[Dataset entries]
┄┄┄┄┄┄┄┄┄┄┄┄┄┄┄┄┄┄┄┄

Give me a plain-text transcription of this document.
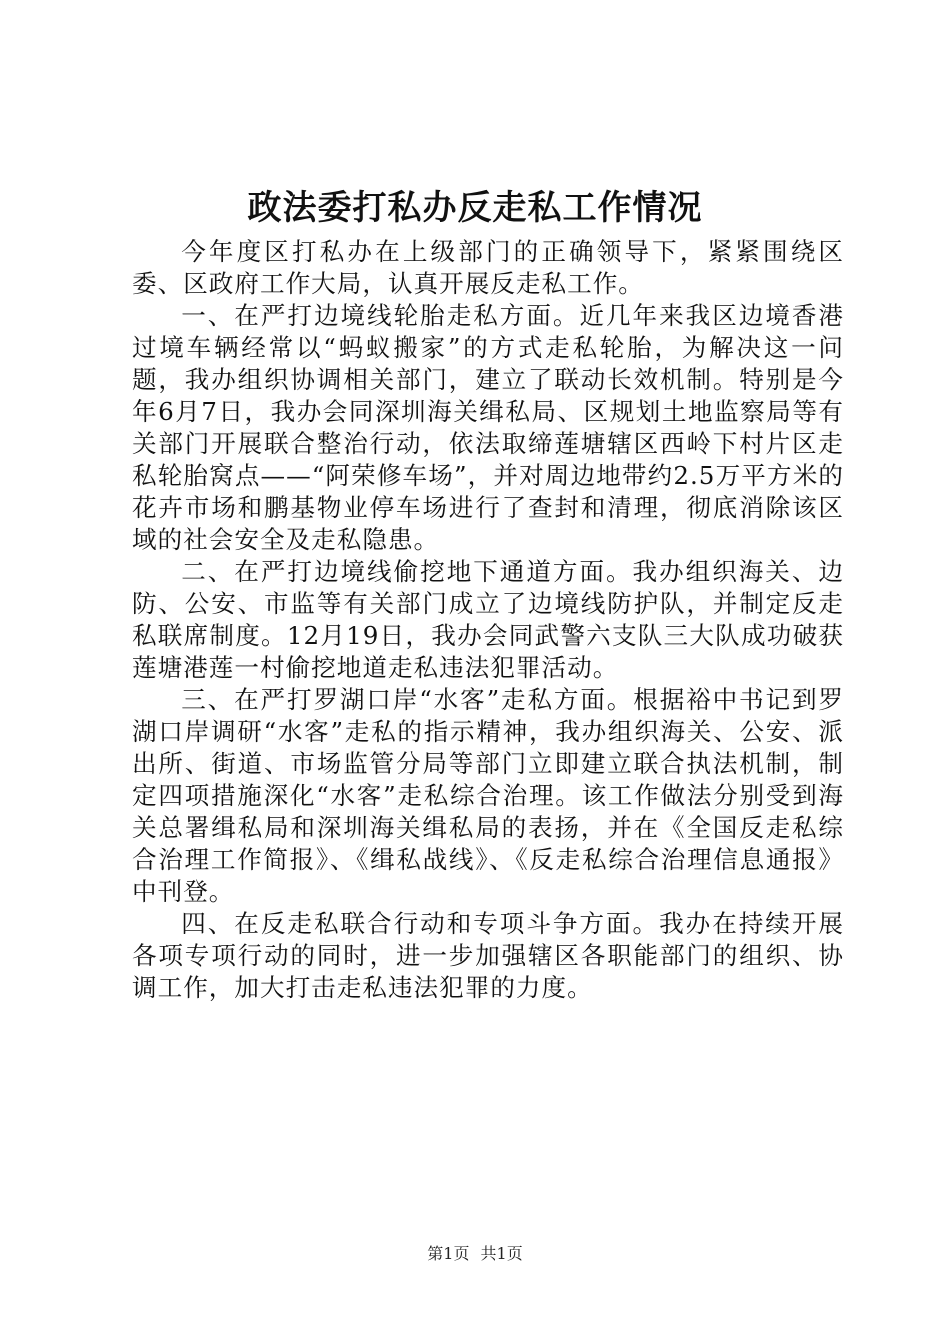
政法委打私办反走私工作情况

今年度区打私办在上级部门的正确领导下，紧紧围绕区委、区政府工作大局，认真开展反走私工作。

一、在严打边境线轮胎走私方面。近几年来我区边境香港过境车辆经常以“蚂蚁搬家”的方式走私轮胎，为解决这一问题，我办组织协调相关部门，建立了联动长效机制。特别是今年6月7日，我办会同深圳海关缉私局、区规划土地监察局等有关部门开展联合整治行动，依法取缔莲塘辖区西岭下村片区走私轮胎窝点——“阿荣修车场”，并对周边地带约2.5万平方米的花卉市场和鹏基物业停车场进行了查封和清理，彻底消除该区域的社会安全及走私隐患。

二、在严打边境线偷挖地下通道方面。我办组织海关、边防、公安、市监等有关部门成立了边境线防护队，并制定反走私联席制度。12月19日，我办会同武警六支队三大队成功破获莲塘港莲一村偷挖地道走私违法犯罪活动。

三、在严打罗湖口岸“水客”走私方面。根据裕中书记到罗湖口岸调研“水客”走私的指示精神，我办组织海关、公安、派出所、街道、市场监管分局等部门立即建立联合执法机制，制定四项措施深化“水客”走私综合治理。该工作做法分别受到海关总署缉私局和深圳海关缉私局的表扬，并在《全国反走私综合治理工作简报》、《缉私战线》、《反走私综合治理信息通报》中刊登。

四、在反走私联合行动和专项斗争方面。我办在持续开展各项专项行动的同时，进一步加强辖区各职能部门的组织、协调工作，加大打击走私违法犯罪的力度。

第1页 共1页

┄┄┄┄┄┄┄┄┄┄┄┄┄┄┄┄┄┄┄┄

(Your goal)
From the entries above, copy each line holding "我办组织海关".

(Final answer)
二、在严打边境线偷挖地下通道方面。我办组织海关、边防、公安、市监等有关部门成立了边境线防护队，并制定反走私联席制度。12月19日，我办会同武警六支队三大队成功破获莲塘港莲一村偷挖地道走私违法犯罪活动。
三、在严打罗湖口岸“水客”走私方面。根据裕中书记到罗湖口岸调研“水客”走私的指示精神，我办组织海关、公安、派出所、街道、市场监管分局等部门立即建立联合执法机制，制定四项措施深化“水客”走私综合治理。该工作做法分别受到海关总署缉私局和深圳海关缉私局的表扬，并在《全国反走私综合治理工作简报》、《缉私战线》、《反走私综合治理信息通报》中刊登。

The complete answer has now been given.